-- start Listing --

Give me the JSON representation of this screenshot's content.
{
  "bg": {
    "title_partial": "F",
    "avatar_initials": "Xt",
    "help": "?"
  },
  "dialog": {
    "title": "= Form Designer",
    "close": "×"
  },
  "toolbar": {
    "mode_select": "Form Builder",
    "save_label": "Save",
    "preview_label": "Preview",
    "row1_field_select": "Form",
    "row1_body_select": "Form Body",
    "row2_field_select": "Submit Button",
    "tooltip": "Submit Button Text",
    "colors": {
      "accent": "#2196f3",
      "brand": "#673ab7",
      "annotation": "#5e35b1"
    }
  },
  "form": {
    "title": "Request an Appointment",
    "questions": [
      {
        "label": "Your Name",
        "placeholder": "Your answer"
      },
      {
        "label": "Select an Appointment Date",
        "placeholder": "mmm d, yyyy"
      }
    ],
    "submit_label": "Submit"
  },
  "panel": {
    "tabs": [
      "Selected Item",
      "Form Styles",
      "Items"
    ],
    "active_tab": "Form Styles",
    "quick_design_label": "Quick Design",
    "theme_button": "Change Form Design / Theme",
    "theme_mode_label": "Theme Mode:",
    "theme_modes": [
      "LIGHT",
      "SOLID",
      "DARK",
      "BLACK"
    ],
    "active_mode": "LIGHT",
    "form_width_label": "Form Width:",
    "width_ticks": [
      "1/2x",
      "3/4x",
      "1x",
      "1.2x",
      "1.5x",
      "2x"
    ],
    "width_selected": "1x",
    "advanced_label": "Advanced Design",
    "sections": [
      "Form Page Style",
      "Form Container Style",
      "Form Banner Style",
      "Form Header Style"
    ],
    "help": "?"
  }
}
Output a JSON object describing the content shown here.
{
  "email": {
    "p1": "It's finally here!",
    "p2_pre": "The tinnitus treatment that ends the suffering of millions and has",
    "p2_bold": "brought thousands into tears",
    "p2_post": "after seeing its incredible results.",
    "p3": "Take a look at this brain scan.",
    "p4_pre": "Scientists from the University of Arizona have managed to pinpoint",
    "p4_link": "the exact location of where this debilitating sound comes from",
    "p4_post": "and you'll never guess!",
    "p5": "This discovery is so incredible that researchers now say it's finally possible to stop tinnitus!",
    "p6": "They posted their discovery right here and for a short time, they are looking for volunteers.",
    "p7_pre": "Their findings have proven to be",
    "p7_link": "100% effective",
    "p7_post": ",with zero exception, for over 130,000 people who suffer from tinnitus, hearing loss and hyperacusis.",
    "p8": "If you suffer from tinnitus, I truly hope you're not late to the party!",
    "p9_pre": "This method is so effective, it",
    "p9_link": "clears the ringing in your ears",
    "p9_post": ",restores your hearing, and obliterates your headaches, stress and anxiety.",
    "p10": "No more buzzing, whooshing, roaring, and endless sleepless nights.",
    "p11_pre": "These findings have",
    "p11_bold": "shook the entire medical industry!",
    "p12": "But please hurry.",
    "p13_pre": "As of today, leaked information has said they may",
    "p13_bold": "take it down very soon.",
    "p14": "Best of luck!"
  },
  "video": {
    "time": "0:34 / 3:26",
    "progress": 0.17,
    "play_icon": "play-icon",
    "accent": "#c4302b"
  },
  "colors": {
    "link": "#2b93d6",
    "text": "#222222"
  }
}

-- end Listing --

## Direction
Reproduce each line of the material above precisely.

## The response
Give me the JSON representation of this screenshot's content.
{
  "bg": {
    "title_partial": "F",
    "avatar_initials": "Xt",
    "help": "?"
  },
  "dialog": {
    "title": "= Form Designer",
    "close": "×"
  },
  "toolbar": {
    "mode_select": "Form Builder",
    "save_label": "Save",
    "preview_label": "Preview",
    "row1_field_select": "Form",
    "row1_body_select": "Form Body",
    "row2_field_select": "Submit Button",
    "tooltip": "Submit Button Text",
    "colors": {
      "accent": "#2196f3",
      "brand": "#673ab7",
      "annotation": "#5e35b1"
    }
  },
  "form": {
    "title": "Request an Appointment",
    "questions": [
      {
        "label": "Your Name",
        "placeholder": "Your answer"
      },
      {
        "label": "Select an Appointment Date",
        "placeholder": "mmm d, yyyy"
      }
    ],
    "submit_label": "Submit"
  },
  "panel": {
    "tabs": [
      "Selected Item",
      "Form Styles",
      "Items"
    ],
    "active_tab": "Form Styles",
    "quick_design_label": "Quick Design",
    "theme_button": "Change Form Design / Theme",
    "theme_mode_label": "Theme Mode:",
    "theme_modes": [
      "LIGHT",
      "SOLID",
      "DARK",
      "BLACK"
    ],
    "active_mode": "LIGHT",
    "form_width_label": "Form Width:",
    "width_ticks": [
      "1/2x",
      "3/4x",
      "1x",
      "1.2x",
      "1.5x",
      "2x"
    ],
    "width_selected": "1x",
    "advanced_label": "Advanced Design",
    "sections": [
      "Form Page Style",
      "Form Container Style",
      "Form Banner Style",
      "Form Header Style"
    ],
    "help": "?"
  }
}
Output a JSON object describing the content shown here.
{
  "email": {
    "p1": "It's finally here!",
    "p2_pre": "The tinnitus treatment that ends the suffering of millions and has",
    "p2_bold": "brought thousands into tears",
    "p2_post": "after seeing its incredible results.",
    "p3": "Take a look at this brain scan.",
    "p4_pre": "Scientists from the University of Arizona have managed to pinpoint",
    "p4_link": "the exact location of where this debilitating sound comes from",
    "p4_post": "and you'll never guess!",
    "p5": "This discovery is so incredible that researchers now say it's finally possible to stop tinnitus!",
    "p6": "They posted their discovery right here and for a short time, they are looking for volunteers.",
    "p7_pre": "Their findings have proven to be",
    "p7_link": "100% effective",
    "p7_post": ",with zero exception, for over 130,000 people who suffer from tinnitus, hearing loss and hyperacusis.",
    "p8": "If you suffer from tinnitus, I truly hope you're not late to the party!",
    "p9_pre": "This method is so effective, it",
    "p9_link": "clears the ringing in your ears",
    "p9_post": ",restores your hearing, and obliterates your headaches, stress and anxiety.",
    "p10": "No more buzzing, whooshing, roaring, and endless sleepless nights.",
    "p11_pre": "These findings have",
    "p11_bold": "shook the entire medical industry!",
    "p12": "But please hurry.",
    "p13_pre": "As of today, leaked information has said they may",
    "p13_bold": "take it down very soon.",
    "p14": "Best of luck!"
  },
  "video": {
    "time": "0:34 / 3:26",
    "progress": 0.17,
    "play_icon": "play-icon",
    "accent": "#c4302b"
  },
  "colors": {
    "link": "#2b93d6",
    "text": "#222222"
  }
}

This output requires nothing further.